(Region and label listings)
- - - - - - -
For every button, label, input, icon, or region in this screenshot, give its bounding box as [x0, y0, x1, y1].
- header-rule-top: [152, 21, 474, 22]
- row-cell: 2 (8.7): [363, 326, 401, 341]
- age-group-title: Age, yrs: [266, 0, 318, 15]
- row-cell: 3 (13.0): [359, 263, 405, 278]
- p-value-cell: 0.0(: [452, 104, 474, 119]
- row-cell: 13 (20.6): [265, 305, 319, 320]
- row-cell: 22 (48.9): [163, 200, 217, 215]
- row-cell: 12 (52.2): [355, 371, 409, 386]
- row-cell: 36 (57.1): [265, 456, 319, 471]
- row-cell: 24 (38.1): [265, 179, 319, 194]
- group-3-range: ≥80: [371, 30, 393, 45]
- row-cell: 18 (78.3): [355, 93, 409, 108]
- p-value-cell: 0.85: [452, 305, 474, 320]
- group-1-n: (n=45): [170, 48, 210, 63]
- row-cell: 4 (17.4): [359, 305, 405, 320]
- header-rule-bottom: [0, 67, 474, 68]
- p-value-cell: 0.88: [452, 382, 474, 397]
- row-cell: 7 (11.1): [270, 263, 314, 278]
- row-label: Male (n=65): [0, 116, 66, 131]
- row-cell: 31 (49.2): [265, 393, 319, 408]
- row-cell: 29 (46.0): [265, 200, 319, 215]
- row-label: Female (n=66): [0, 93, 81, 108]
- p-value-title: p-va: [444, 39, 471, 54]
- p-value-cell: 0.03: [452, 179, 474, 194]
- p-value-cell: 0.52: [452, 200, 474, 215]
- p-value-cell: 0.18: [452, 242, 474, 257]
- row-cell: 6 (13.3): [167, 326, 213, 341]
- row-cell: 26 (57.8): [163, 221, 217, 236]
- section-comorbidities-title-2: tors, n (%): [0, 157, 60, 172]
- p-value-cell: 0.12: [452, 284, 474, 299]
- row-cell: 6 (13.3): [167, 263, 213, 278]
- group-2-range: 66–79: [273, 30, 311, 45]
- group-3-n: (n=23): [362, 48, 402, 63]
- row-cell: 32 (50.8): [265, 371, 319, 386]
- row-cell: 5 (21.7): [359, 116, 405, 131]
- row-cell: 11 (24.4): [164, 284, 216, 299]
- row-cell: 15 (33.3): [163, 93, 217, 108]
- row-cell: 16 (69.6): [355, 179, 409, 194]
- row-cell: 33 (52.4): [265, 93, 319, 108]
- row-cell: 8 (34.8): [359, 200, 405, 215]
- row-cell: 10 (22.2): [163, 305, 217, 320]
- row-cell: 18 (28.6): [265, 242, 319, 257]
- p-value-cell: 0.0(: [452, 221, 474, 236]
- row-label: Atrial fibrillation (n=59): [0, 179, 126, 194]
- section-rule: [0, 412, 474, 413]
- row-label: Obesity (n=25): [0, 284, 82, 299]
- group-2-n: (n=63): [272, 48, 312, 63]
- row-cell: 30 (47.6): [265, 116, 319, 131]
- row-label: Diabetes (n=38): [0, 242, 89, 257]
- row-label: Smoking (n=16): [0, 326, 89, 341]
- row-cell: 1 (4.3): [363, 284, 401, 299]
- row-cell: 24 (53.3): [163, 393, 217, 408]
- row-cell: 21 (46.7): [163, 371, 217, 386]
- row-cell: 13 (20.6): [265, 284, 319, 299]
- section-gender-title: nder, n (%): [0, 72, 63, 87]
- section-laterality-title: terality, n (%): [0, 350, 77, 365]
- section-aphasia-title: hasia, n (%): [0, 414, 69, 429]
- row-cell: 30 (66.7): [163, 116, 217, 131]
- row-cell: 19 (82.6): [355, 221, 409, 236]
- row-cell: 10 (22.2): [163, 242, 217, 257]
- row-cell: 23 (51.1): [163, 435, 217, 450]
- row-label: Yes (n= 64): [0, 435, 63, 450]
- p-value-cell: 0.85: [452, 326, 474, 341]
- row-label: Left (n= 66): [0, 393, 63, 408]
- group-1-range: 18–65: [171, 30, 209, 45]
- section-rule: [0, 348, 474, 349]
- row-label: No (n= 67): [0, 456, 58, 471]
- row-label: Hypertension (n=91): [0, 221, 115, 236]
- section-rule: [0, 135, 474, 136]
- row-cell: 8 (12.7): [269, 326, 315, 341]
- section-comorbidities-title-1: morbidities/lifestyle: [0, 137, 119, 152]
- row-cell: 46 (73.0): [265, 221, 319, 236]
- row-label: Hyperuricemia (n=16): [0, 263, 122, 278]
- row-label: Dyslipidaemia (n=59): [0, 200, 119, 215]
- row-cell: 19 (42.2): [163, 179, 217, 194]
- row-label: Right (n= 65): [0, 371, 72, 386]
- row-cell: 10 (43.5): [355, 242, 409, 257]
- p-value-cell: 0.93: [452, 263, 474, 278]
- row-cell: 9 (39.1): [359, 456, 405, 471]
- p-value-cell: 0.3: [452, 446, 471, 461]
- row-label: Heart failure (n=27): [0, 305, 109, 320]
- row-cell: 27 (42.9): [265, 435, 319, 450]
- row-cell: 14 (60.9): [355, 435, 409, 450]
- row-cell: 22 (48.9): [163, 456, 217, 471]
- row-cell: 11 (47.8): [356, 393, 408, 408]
- - - - - - -
> **TO BE DONE**
Rewrite the material above, replacing each "row-label" with "row-heading" and leaving everything else unchanged.

> **FULL RESPONSE**
For every button, label, input, icon, or region in this screenshot, give its bounding box as [x0, y0, x1, y1].
- header-rule-top: [152, 21, 474, 22]
- row-cell: 2 (8.7): [363, 326, 401, 341]
- age-group-title: Age, yrs: [266, 0, 318, 15]
- row-cell: 3 (13.0): [359, 263, 405, 278]
- p-value-cell: 0.0(: [452, 104, 474, 119]
- row-cell: 13 (20.6): [265, 305, 319, 320]
- row-cell: 22 (48.9): [163, 200, 217, 215]
- row-cell: 12 (52.2): [355, 371, 409, 386]
- row-cell: 36 (57.1): [265, 456, 319, 471]
- row-cell: 24 (38.1): [265, 179, 319, 194]
- group-3-range: ≥80: [371, 30, 393, 45]
- row-cell: 18 (78.3): [355, 93, 409, 108]
- p-value-cell: 0.85: [452, 305, 474, 320]
- group-1-n: (n=45): [170, 48, 210, 63]
- row-cell: 4 (17.4): [359, 305, 405, 320]
- header-rule-bottom: [0, 67, 474, 68]
- p-value-cell: 0.88: [452, 382, 474, 397]
- row-cell: 7 (11.1): [270, 263, 314, 278]
- row-heading: Male (n=65): [0, 116, 66, 131]
- row-cell: 31 (49.2): [265, 393, 319, 408]
- row-cell: 29 (46.0): [265, 200, 319, 215]
- row-heading: Female (n=66): [0, 93, 81, 108]
- p-value-title: p-va: [444, 39, 471, 54]
- p-value-cell: 0.03: [452, 179, 474, 194]
- p-value-cell: 0.52: [452, 200, 474, 215]
- p-value-cell: 0.18: [452, 242, 474, 257]
- row-cell: 6 (13.3): [167, 326, 213, 341]
- row-cell: 26 (57.8): [163, 221, 217, 236]
- section-comorbidities-title-2: tors, n (%): [0, 157, 60, 172]
- p-value-cell: 0.12: [452, 284, 474, 299]
- row-cell: 6 (13.3): [167, 263, 213, 278]
- group-2-range: 66–79: [273, 30, 311, 45]
- group-3-n: (n=23): [362, 48, 402, 63]
- row-cell: 32 (50.8): [265, 371, 319, 386]
- row-cell: 5 (21.7): [359, 116, 405, 131]
- row-cell: 11 (24.4): [164, 284, 216, 299]
- row-cell: 15 (33.3): [163, 93, 217, 108]
- row-cell: 16 (69.6): [355, 179, 409, 194]
- row-cell: 33 (52.4): [265, 93, 319, 108]
- row-cell: 8 (34.8): [359, 200, 405, 215]
- row-cell: 10 (22.2): [163, 305, 217, 320]
- row-cell: 18 (28.6): [265, 242, 319, 257]
- p-value-cell: 0.0(: [452, 221, 474, 236]
- row-heading: Atrial fibrillation (n=59): [0, 179, 126, 194]
- section-rule: [0, 412, 474, 413]
- row-heading: Obesity (n=25): [0, 284, 82, 299]
- group-2-n: (n=63): [272, 48, 312, 63]
- row-cell: 30 (47.6): [265, 116, 319, 131]
- row-heading: Diabetes (n=38): [0, 242, 89, 257]
- row-heading: Smoking (n=16): [0, 326, 89, 341]
- row-cell: 1 (4.3): [363, 284, 401, 299]
- row-cell: 24 (53.3): [163, 393, 217, 408]
- row-cell: 21 (46.7): [163, 371, 217, 386]
- row-cell: 13 (20.6): [265, 284, 319, 299]
- section-gender-title: nder, n (%): [0, 72, 63, 87]
- section-laterality-title: terality, n (%): [0, 350, 77, 365]
- section-aphasia-title: hasia, n (%): [0, 414, 69, 429]
- row-cell: 30 (66.7): [163, 116, 217, 131]
- row-cell: 19 (82.6): [355, 221, 409, 236]
- row-cell: 10 (22.2): [163, 242, 217, 257]
- row-cell: 23 (51.1): [163, 435, 217, 450]
- row-heading: Yes (n= 64): [0, 435, 63, 450]
- p-value-cell: 0.85: [452, 326, 474, 341]
- row-heading: Left (n= 66): [0, 393, 63, 408]
- group-1-range: 18–65: [171, 30, 209, 45]
- section-rule: [0, 348, 474, 349]
- row-heading: No (n= 67): [0, 456, 58, 471]
- row-heading: Hypertension (n=91): [0, 221, 115, 236]
- section-rule: [0, 135, 474, 136]
- row-cell: 8 (12.7): [269, 326, 315, 341]
- section-comorbidities-title-1: morbidities/lifestyle: [0, 137, 119, 152]
- row-cell: 46 (73.0): [265, 221, 319, 236]
- row-heading: Hyperuricemia (n=16): [0, 263, 122, 278]
- row-heading: Dyslipidaemia (n=59): [0, 200, 119, 215]
- row-cell: 19 (42.2): [163, 179, 217, 194]
- row-heading: Right (n= 65): [0, 371, 72, 386]
- row-cell: 10 (43.5): [355, 242, 409, 257]
- p-value-cell: 0.93: [452, 263, 474, 278]
- row-cell: 9 (39.1): [359, 456, 405, 471]
- p-value-cell: 0.3: [452, 446, 471, 461]
- row-heading: Heart failure (n=27): [0, 305, 109, 320]
- row-cell: 27 (42.9): [265, 435, 319, 450]
- row-cell: 14 (60.9): [355, 435, 409, 450]
- row-cell: 22 (48.9): [163, 456, 217, 471]
- row-cell: 11 (47.8): [356, 393, 408, 408]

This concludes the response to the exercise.